_TASK DIRECTIONS_
Work out how many lines of the listing hold the string "fish". Answer with that number alone.

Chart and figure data
# # #
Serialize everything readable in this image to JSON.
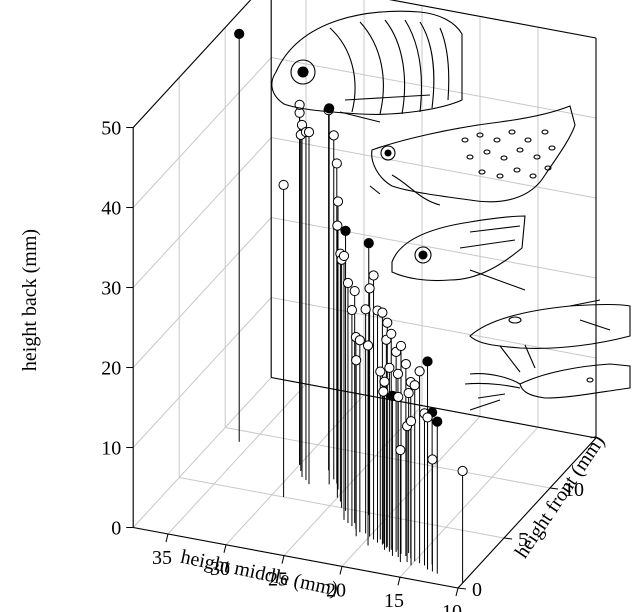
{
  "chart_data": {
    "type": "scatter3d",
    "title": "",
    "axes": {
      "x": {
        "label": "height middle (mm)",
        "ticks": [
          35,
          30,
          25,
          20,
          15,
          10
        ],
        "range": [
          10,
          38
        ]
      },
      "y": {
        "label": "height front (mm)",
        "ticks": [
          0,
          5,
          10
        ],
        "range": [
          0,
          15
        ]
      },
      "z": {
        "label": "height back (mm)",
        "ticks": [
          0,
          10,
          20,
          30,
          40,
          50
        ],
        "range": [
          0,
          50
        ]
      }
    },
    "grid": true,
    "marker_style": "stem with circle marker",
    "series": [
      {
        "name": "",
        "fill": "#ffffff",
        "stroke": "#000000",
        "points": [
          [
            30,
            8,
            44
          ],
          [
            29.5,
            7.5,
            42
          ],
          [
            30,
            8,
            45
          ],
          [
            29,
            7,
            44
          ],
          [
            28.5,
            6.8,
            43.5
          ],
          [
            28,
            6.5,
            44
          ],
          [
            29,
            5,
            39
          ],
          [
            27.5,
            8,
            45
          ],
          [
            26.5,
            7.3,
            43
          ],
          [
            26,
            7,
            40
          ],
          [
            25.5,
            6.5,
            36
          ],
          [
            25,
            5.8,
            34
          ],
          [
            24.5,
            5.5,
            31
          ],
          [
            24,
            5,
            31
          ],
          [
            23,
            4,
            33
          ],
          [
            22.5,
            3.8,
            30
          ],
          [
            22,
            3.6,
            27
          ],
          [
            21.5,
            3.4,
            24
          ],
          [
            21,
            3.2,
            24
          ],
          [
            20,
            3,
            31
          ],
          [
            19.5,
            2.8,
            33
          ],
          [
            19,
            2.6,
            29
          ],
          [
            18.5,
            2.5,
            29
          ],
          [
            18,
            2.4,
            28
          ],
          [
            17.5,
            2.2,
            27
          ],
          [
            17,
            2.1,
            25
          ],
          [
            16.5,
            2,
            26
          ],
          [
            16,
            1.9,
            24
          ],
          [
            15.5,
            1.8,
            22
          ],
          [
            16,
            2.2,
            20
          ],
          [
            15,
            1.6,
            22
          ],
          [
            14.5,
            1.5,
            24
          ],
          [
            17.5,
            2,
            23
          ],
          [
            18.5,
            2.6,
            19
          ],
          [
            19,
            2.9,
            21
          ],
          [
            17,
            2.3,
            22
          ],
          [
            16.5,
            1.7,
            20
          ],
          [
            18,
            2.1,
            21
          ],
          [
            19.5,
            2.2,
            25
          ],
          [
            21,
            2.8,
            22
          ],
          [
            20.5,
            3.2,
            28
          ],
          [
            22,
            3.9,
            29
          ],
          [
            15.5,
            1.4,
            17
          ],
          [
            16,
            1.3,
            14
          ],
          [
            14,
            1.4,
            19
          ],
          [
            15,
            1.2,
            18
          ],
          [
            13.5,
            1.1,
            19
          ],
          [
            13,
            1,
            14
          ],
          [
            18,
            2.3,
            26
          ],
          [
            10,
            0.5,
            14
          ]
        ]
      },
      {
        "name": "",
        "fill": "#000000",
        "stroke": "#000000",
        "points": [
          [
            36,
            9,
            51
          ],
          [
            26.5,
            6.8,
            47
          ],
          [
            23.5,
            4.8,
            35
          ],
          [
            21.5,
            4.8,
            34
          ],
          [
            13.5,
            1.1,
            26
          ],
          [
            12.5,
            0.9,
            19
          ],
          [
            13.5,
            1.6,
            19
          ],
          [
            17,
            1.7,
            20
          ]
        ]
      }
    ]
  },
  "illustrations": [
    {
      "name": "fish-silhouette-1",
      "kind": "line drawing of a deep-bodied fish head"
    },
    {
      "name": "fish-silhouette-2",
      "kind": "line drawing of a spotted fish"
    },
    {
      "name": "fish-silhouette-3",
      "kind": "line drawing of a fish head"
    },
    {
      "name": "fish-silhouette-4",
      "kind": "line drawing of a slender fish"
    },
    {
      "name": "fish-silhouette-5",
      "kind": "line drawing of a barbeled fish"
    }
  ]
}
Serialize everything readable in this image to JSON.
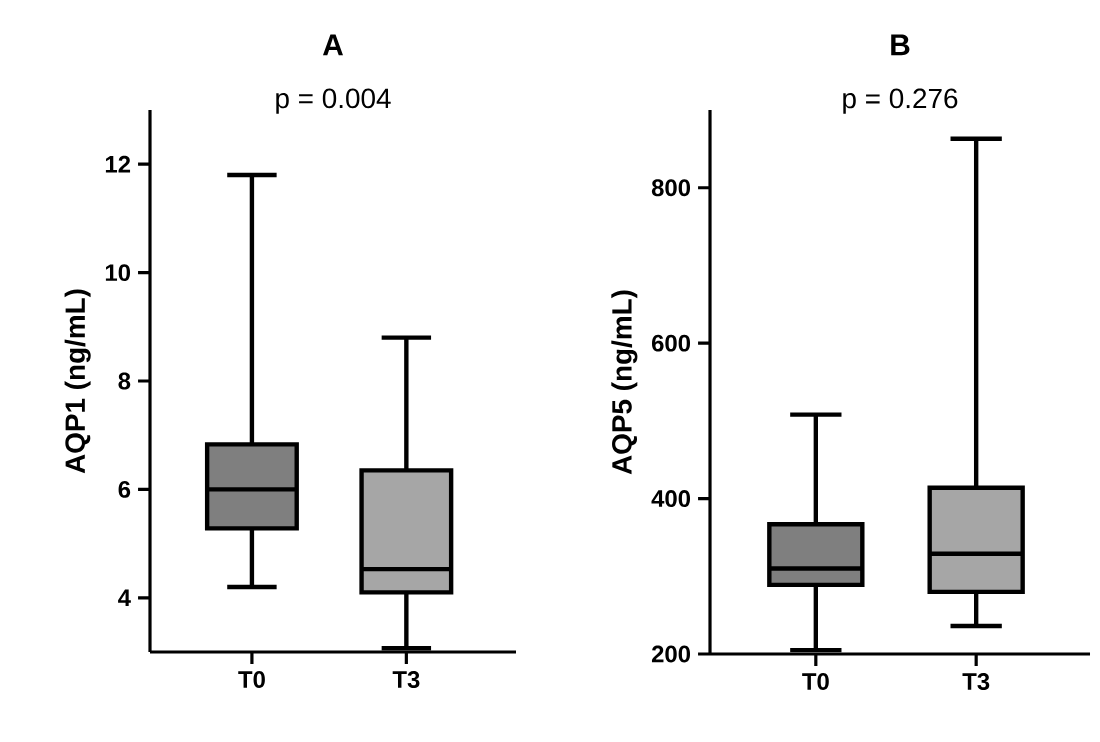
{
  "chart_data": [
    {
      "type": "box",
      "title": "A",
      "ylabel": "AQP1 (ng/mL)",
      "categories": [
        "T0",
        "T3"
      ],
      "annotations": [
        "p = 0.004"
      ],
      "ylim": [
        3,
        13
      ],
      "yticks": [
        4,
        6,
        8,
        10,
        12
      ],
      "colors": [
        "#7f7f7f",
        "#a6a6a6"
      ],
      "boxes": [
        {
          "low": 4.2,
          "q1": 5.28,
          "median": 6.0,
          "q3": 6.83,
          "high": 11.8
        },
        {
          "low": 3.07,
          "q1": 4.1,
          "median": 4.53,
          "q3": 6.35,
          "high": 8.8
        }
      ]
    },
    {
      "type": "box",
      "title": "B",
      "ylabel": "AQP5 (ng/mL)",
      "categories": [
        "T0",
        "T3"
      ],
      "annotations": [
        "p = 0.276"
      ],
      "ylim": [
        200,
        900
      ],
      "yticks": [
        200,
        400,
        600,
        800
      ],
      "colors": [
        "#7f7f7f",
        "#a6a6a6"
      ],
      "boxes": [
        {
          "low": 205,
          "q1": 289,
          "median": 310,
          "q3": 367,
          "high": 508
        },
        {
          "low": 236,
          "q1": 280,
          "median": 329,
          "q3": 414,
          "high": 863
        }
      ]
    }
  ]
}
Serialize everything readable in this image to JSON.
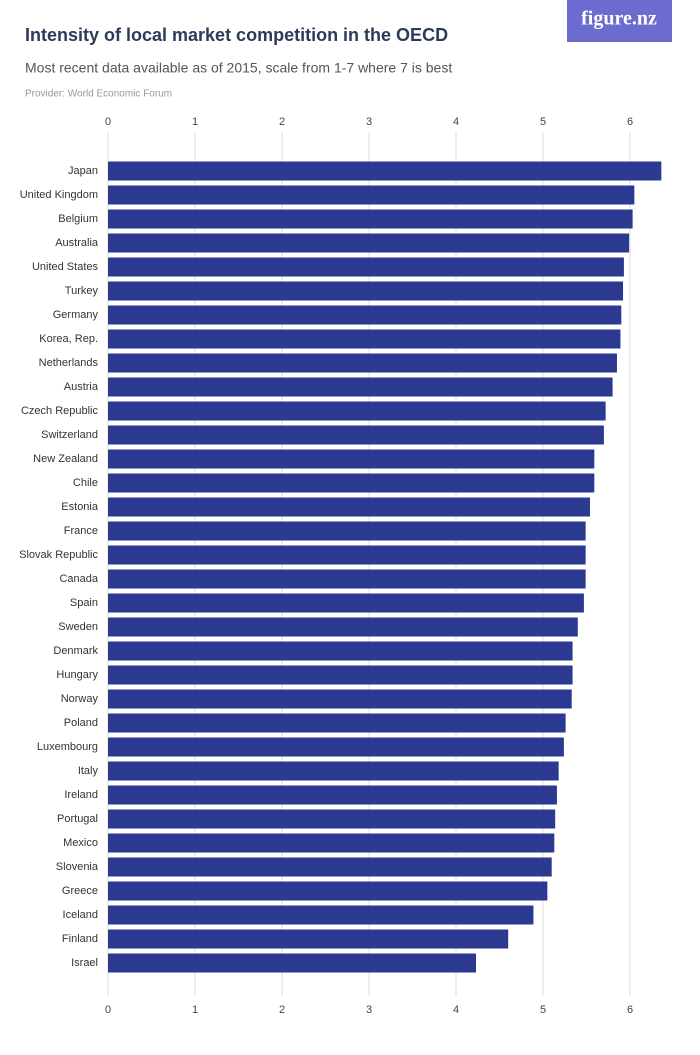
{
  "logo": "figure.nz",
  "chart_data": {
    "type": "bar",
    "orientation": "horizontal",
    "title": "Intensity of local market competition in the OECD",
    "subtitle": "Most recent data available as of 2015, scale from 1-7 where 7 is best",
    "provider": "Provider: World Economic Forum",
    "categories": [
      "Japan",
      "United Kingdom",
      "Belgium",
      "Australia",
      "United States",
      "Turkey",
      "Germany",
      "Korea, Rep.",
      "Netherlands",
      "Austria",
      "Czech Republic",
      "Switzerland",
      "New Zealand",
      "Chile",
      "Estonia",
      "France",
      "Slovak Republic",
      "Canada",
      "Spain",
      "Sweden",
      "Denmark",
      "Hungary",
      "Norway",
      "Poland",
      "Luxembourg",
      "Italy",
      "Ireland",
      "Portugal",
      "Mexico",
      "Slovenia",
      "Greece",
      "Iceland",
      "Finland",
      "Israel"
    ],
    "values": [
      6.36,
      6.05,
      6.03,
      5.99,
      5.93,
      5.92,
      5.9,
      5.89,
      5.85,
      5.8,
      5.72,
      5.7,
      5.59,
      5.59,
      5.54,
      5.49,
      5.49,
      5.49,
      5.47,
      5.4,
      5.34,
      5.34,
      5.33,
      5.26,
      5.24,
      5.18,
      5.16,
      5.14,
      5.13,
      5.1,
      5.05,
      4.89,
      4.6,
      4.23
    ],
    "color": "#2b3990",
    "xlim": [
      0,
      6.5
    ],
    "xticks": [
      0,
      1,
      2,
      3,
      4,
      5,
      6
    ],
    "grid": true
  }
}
# # #
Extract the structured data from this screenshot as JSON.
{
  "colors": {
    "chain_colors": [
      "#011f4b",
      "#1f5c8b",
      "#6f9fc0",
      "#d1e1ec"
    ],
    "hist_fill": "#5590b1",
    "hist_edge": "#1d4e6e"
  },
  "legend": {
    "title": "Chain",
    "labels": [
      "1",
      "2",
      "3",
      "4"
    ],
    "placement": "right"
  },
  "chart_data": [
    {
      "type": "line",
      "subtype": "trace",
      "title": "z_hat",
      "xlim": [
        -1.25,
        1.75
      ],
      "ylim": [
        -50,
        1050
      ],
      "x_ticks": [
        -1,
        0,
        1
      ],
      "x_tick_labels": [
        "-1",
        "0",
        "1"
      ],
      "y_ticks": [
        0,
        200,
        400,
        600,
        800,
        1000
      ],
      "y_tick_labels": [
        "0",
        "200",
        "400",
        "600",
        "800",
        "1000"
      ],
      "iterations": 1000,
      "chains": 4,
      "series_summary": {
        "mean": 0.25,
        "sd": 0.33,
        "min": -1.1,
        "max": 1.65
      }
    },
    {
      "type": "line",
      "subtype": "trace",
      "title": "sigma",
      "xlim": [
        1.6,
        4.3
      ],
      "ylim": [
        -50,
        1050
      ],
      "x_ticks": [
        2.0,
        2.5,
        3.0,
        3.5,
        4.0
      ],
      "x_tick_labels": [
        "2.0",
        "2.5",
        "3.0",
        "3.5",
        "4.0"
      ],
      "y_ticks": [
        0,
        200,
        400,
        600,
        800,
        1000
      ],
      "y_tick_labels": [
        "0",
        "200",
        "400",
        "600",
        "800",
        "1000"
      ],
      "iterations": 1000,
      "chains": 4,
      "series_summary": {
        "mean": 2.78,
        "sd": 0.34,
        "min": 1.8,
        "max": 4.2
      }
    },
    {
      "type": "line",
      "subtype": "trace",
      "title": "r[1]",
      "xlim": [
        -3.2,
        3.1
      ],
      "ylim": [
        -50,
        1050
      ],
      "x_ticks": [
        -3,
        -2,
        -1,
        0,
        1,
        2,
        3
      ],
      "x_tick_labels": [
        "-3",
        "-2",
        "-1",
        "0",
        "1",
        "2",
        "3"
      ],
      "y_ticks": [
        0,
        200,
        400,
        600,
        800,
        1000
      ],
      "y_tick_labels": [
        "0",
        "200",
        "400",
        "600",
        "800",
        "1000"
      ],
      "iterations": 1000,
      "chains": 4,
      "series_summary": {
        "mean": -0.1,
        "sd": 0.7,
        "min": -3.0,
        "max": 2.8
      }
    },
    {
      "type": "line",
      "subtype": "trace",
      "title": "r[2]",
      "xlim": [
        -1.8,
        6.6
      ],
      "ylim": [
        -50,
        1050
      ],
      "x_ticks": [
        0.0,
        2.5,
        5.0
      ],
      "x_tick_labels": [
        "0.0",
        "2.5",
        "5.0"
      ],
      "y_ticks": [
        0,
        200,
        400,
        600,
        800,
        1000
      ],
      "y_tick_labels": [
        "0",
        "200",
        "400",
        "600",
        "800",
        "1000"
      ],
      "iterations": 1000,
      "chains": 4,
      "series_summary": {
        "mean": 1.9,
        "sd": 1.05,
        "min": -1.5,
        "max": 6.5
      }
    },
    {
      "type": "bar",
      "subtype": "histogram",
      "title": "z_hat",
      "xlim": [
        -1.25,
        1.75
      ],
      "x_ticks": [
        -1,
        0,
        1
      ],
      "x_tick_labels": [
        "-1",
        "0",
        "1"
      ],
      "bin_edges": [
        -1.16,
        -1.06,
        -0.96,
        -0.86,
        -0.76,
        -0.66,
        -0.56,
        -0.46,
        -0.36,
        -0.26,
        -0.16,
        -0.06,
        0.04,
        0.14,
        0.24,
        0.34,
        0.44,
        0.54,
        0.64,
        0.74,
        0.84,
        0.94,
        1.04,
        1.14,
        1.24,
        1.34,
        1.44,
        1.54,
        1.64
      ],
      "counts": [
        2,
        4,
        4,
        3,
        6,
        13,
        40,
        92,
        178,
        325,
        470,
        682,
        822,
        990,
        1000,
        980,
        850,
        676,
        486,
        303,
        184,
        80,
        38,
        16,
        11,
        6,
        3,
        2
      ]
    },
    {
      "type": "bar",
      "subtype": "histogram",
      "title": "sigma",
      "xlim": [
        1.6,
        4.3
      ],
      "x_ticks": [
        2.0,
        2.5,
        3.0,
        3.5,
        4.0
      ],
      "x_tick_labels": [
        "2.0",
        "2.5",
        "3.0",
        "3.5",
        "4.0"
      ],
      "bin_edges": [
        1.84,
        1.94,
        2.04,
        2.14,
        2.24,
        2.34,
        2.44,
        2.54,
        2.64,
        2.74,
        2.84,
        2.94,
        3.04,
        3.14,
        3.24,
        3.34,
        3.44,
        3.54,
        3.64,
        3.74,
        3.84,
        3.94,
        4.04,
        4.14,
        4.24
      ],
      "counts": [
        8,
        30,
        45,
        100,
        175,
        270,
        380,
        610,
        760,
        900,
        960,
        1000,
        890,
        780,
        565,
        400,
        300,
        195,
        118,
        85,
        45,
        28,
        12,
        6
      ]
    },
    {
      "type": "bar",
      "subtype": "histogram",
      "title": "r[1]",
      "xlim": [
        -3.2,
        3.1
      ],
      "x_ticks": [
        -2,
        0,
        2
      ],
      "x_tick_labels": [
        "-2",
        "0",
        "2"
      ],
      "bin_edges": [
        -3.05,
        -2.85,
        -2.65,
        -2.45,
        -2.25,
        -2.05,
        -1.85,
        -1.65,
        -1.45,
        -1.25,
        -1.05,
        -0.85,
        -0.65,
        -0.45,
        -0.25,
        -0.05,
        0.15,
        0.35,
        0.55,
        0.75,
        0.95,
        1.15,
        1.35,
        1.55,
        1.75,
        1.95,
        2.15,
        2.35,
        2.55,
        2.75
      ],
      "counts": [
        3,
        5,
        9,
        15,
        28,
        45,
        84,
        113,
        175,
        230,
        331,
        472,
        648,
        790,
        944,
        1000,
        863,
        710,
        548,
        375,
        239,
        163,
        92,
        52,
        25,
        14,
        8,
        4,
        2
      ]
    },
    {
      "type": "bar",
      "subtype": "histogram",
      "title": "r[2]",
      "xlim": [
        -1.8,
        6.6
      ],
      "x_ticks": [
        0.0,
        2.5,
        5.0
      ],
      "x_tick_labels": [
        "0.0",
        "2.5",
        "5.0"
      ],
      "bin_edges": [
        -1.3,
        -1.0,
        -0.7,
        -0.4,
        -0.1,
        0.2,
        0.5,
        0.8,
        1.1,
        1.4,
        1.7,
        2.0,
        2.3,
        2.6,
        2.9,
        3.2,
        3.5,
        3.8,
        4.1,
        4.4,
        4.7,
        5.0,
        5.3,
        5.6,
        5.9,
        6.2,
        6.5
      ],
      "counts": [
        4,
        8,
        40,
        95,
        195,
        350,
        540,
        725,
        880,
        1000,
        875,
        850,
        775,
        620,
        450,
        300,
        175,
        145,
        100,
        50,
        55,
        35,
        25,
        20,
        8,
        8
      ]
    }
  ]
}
# # #
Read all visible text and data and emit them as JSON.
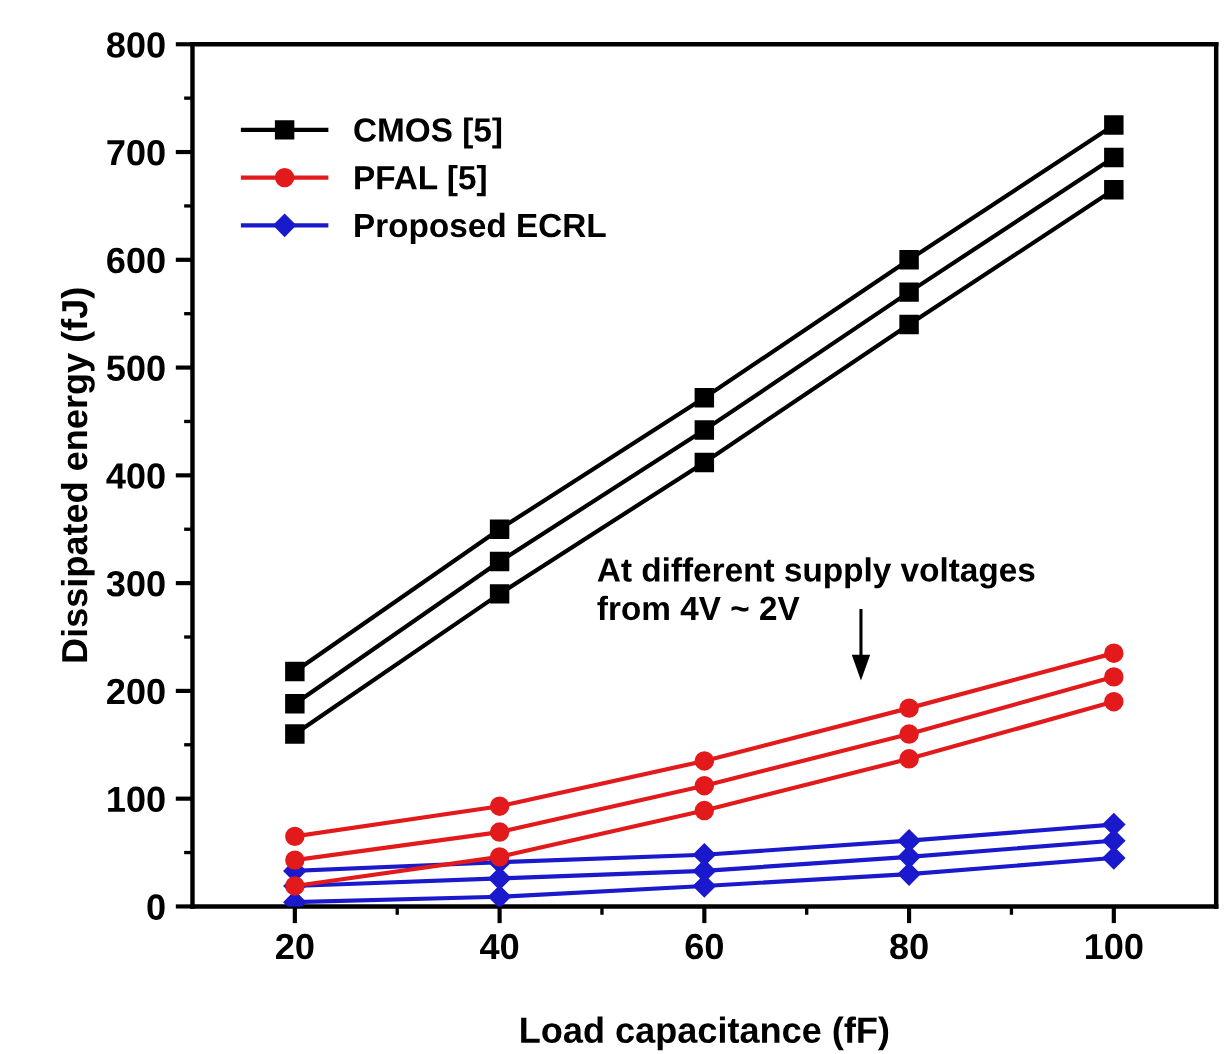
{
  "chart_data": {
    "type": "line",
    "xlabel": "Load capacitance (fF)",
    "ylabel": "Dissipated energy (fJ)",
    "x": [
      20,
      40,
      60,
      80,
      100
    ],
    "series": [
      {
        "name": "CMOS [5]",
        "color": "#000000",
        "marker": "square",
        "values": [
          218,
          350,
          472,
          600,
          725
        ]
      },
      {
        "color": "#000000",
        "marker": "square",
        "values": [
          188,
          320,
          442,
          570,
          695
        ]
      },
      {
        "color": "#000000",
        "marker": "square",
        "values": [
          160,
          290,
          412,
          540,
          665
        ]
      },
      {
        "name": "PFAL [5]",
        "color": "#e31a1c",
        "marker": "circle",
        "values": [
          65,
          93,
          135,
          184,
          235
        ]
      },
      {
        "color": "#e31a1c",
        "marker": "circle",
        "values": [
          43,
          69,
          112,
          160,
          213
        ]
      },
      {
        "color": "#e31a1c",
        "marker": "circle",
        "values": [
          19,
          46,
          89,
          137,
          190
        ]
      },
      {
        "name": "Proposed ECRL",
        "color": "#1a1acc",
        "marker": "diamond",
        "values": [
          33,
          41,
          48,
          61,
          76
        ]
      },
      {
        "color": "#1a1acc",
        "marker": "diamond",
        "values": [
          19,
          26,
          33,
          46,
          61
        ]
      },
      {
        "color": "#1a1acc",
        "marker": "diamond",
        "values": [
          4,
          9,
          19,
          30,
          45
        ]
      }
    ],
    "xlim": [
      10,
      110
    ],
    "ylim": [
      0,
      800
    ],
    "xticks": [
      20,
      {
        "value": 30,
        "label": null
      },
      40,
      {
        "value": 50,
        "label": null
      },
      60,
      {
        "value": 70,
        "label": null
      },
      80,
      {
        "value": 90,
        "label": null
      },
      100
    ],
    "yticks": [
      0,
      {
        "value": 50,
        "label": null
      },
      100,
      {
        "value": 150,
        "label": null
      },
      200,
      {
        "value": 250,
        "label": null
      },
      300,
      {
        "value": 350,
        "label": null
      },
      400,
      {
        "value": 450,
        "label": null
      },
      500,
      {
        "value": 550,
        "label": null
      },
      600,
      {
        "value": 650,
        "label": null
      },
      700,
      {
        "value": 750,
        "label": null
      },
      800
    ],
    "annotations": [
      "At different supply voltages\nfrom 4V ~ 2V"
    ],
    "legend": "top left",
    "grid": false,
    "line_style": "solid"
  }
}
# # #
_SOLUTION FOR THIS PROBLEM_
10